(Dataset records)
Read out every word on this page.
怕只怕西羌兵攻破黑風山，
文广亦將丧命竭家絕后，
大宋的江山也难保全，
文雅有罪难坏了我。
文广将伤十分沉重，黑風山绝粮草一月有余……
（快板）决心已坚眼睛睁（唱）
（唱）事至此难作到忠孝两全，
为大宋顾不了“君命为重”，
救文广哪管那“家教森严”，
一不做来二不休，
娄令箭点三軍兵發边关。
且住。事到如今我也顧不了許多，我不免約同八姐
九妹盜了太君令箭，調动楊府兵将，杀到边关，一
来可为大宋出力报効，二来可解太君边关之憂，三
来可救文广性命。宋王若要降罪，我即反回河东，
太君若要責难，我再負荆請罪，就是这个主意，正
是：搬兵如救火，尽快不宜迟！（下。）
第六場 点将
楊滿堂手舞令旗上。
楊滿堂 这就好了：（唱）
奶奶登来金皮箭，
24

◆ PROBLEM DESCRIPTION ◆
Repeat every entry exactly, please.

◆ ANSWER TO THE PROBLEM ◆
Read out every word on this page.
怕只怕西羌兵攻破黑風山，
文广亦將丧命竭家絕后，
大宋的江山也难保全，
文雅有罪难坏了我。
文广将伤十分沉重，黑風山绝粮草一月有余……
（快板）决心已坚眼睛睁（唱）
（唱）事至此难作到忠孝两全，
为大宋顾不了“君命为重”，
救文广哪管那“家教森严”，
一不做来二不休，
娄令箭点三軍兵發边关。
且住。事到如今我也顧不了許多，我不免約同八姐
九妹盜了太君令箭，調动楊府兵将，杀到边关，一
来可为大宋出力报効，二来可解太君边关之憂，三
来可救文广性命。宋王若要降罪，我即反回河东，
太君若要責难，我再負荆請罪，就是这个主意，正
是：搬兵如救火，尽快不宜迟！（下。）
第六場 点将
楊滿堂手舞令旗上。
楊滿堂 这就好了：（唱）
奶奶登来金皮箭，
24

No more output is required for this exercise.